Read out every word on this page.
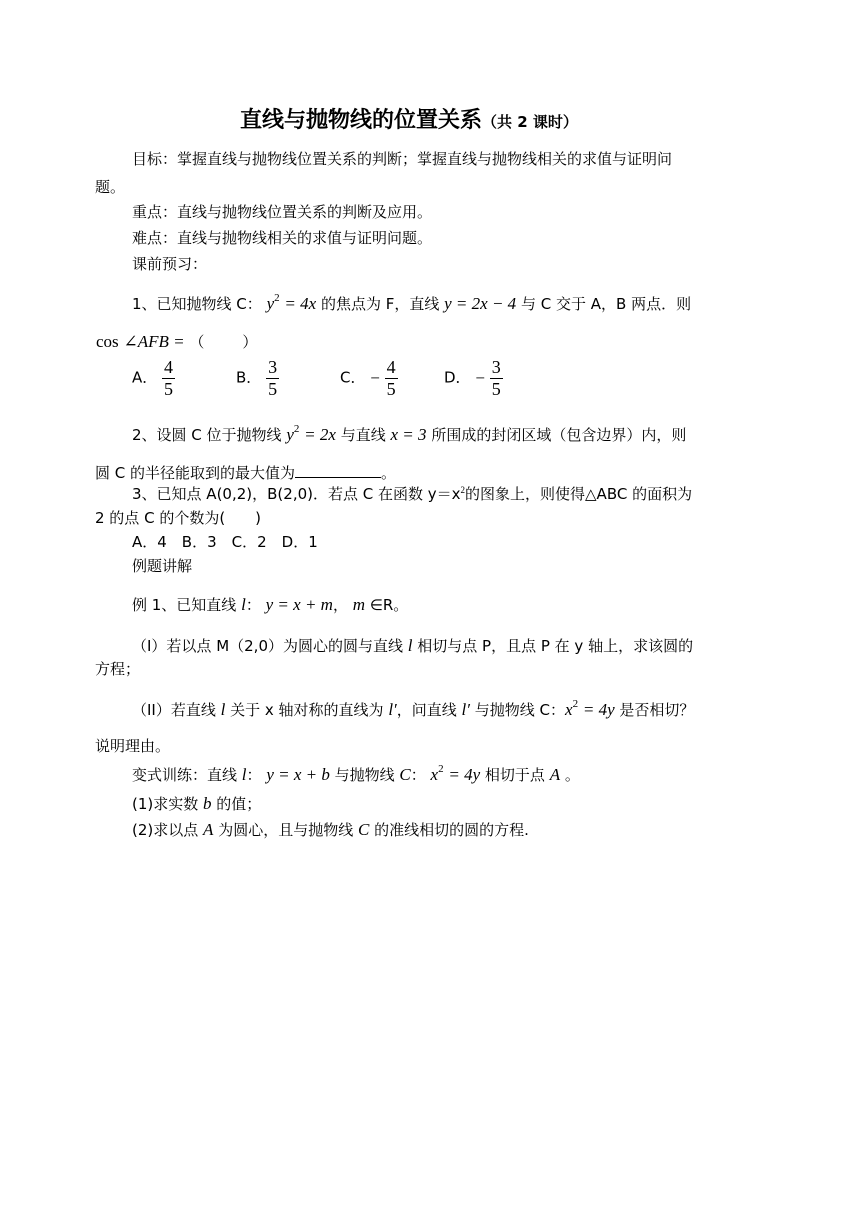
直线与抛物线的位置关系（共 2 课时）
目标：掌握直线与抛物线位置关系的判断；掌握直线与抛物线相关的求值与证明问
题。
重点：直线与抛物线位置关系的判断及应用。
难点：直线与抛物线相关的求值与证明问题。
课前预习：
1、已知抛物线 C： $y^2 = 4x$ 的焦点为 F，直线 y = 2x − 4 与 C 交于 A，B 两点．则
cos ∠AFB = （	）
A． $\frac{4}{5}$	B． $\frac{3}{5}$	C． − $\frac{4}{5}$	D． − $\frac{3}{5}$
2、设圆 C 位于抛物线 $y^2 = 2x$ 与直线 x = 3 所围成的封闭区域（包含边界）内，则
圆 C 的半径能取到的最大值为	。
3、已知点 A(0,2)，B(2,0)．若点 C 在函数 $y=x^2$的图象上，则使得△ABC 的面积为
2 的点 C 的个数为(　　)
A．4　B．3　C．2　D．1
例题讲解
例 1、已知直线 l： y = x + m， m ∈R。
（I）若以点 M（2,0）为圆心的圆与直线 l 相切与点 P，且点 P 在 y 轴上，求该圆的
方程；
（II）若直线 l 关于 x 轴对称的直线为 l′，问直线 l′ 与抛物线 C：$x^2 = 4y$ 是否相切？
说明理由。
变式训练：直线 l： y = x + b 与抛物线 C： $x^2 = 4y$ 相切于点 A 。
(1)求实数 b 的值；
(2)求以点 A 为圆心，且与抛物线 C 的准线相切的圆的方程.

▸ **Written task**: All entries are to be retyped exactly. Omit any embedded images.

▸ **Correct result**:
Read out every word on this page.
直线与抛物线的位置关系（共 2 课时）
目标：掌握直线与抛物线位置关系的判断；掌握直线与抛物线相关的求值与证明问
题。
重点：直线与抛物线位置关系的判断及应用。
难点：直线与抛物线相关的求值与证明问题。
课前预习：
1、已知抛物线 C： $y^2 = 4x$ 的焦点为 F，直线 y = 2x − 4 与 C 交于 A，B 两点．则
cos ∠AFB = （	）
A． $\frac{4}{5}$	B． $\frac{3}{5}$	C． − $\frac{4}{5}$	D． − $\frac{3}{5}$
2、设圆 C 位于抛物线 $y^2 = 2x$ 与直线 x = 3 所围成的封闭区域（包含边界）内，则
圆 C 的半径能取到的最大值为	。
3、已知点 A(0,2)，B(2,0)．若点 C 在函数 $y=x^2$的图象上，则使得△ABC 的面积为
2 的点 C 的个数为(　　)
A．4　B．3　C．2　D．1
例题讲解
例 1、已知直线 l： y = x + m， m ∈R。
（I）若以点 M（2,0）为圆心的圆与直线 l 相切与点 P，且点 P 在 y 轴上，求该圆的
方程；
（II）若直线 l 关于 x 轴对称的直线为 l′，问直线 l′ 与抛物线 C：$x^2 = 4y$ 是否相切？
说明理由。
变式训练：直线 l： y = x + b 与抛物线 C： $x^2 = 4y$ 相切于点 A 。
(1)求实数 b 的值；
(2)求以点 A 为圆心，且与抛物线 C 的准线相切的圆的方程.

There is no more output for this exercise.